Your task:
From the entries that follow, extract each line holding the string "Wood".

(Stored entries)
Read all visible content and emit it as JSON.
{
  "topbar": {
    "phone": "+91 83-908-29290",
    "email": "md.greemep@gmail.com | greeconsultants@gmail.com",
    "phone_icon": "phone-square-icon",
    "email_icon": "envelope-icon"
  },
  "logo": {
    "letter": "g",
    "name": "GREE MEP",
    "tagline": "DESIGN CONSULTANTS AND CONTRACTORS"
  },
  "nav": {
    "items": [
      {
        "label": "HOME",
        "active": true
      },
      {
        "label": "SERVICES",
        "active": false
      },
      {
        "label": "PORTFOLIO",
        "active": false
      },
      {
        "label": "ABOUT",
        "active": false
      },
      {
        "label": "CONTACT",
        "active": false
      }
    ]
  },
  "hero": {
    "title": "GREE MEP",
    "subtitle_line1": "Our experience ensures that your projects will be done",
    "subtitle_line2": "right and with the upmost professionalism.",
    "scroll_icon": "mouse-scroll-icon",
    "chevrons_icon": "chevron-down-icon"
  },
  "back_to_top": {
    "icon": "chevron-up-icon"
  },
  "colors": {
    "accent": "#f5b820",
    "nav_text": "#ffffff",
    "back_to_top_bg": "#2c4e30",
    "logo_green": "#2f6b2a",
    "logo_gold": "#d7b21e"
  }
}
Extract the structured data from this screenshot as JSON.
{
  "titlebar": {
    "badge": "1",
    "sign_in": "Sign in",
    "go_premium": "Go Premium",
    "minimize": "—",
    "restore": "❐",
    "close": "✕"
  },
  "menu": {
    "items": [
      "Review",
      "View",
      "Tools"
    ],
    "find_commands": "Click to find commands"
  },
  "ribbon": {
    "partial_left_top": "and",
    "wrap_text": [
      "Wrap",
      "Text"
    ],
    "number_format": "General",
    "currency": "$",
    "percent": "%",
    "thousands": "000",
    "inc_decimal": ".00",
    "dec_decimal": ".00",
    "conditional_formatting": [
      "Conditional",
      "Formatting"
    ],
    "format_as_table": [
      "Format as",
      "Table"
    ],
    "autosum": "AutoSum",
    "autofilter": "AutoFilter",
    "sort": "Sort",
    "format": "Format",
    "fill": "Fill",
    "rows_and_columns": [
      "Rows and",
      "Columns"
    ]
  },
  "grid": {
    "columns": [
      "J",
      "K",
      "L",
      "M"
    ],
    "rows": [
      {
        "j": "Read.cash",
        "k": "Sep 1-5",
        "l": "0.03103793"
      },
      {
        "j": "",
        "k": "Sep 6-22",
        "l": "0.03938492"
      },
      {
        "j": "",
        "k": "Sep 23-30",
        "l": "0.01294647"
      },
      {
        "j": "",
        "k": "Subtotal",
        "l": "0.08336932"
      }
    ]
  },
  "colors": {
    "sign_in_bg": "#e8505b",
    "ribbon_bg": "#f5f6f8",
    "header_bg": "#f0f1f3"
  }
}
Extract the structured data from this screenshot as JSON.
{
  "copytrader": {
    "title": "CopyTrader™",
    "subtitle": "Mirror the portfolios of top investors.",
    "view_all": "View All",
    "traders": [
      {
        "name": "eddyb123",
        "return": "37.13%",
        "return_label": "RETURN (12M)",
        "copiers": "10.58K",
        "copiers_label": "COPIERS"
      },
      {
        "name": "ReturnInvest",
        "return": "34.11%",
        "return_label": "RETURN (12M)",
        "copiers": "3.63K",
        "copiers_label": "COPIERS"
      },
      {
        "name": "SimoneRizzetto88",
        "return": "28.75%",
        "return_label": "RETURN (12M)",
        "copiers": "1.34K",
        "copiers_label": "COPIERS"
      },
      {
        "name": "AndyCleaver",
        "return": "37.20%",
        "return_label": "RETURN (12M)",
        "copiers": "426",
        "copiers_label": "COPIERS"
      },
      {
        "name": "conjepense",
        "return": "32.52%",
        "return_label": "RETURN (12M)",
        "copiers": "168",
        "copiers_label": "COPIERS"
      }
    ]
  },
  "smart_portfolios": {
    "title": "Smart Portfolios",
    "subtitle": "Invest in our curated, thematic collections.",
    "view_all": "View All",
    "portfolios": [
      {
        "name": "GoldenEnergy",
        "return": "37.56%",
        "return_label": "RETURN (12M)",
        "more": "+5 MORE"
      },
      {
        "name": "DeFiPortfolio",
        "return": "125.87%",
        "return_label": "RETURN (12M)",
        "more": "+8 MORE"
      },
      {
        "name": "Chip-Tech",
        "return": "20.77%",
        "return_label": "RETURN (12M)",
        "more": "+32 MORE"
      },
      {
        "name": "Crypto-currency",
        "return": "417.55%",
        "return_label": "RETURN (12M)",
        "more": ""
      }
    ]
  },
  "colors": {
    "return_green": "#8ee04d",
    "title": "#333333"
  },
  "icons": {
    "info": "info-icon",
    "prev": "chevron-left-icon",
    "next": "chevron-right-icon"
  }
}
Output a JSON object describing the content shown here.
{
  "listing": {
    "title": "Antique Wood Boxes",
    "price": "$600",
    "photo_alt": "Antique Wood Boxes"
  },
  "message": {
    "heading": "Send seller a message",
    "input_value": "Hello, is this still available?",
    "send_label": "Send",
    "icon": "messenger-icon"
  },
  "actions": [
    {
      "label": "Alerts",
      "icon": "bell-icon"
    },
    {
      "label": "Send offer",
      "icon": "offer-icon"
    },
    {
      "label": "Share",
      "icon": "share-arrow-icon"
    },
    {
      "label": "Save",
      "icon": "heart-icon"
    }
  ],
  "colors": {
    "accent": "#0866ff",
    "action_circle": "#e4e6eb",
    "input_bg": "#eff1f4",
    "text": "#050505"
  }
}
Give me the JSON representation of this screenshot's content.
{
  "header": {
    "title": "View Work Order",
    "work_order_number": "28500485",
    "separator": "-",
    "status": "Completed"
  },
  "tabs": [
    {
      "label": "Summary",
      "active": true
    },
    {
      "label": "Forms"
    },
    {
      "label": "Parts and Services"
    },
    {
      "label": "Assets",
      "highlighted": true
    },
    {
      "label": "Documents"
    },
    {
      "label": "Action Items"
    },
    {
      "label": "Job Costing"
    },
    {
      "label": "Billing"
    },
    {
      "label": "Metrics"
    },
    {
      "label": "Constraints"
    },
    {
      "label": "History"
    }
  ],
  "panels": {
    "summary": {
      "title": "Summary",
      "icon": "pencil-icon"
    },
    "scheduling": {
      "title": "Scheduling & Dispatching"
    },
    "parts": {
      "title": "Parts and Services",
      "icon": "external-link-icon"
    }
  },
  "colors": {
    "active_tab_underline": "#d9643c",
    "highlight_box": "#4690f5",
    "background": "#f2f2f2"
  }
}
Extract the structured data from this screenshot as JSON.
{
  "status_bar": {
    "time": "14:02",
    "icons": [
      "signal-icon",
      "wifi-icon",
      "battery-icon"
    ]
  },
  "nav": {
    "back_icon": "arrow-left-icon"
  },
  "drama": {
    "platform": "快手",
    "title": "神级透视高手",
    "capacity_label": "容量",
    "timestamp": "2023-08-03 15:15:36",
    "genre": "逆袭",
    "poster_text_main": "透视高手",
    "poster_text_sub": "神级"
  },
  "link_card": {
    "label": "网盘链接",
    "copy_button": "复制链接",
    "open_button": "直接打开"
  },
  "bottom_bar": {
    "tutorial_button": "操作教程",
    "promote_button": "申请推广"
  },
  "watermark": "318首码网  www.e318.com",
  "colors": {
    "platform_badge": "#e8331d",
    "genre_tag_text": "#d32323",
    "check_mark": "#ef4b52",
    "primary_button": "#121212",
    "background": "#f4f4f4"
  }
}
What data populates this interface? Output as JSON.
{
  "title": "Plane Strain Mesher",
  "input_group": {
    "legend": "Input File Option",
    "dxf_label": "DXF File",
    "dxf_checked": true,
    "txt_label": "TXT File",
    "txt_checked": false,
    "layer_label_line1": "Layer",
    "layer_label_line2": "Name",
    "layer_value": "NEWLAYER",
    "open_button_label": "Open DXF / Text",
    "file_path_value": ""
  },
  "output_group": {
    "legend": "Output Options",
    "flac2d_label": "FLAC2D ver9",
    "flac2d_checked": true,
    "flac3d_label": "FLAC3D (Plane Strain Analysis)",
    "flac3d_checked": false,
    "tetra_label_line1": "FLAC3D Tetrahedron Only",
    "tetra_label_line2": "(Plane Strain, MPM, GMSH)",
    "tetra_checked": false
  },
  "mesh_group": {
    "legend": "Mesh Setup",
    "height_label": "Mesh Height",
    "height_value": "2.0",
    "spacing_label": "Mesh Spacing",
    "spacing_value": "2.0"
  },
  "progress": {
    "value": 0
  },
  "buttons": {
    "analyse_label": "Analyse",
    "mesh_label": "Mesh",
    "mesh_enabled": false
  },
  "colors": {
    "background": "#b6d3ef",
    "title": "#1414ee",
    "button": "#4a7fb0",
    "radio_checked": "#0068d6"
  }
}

Answer to this exercise:
    "title": "Antique Wood Boxes",
    "photo_alt": "Antique Wood Boxes"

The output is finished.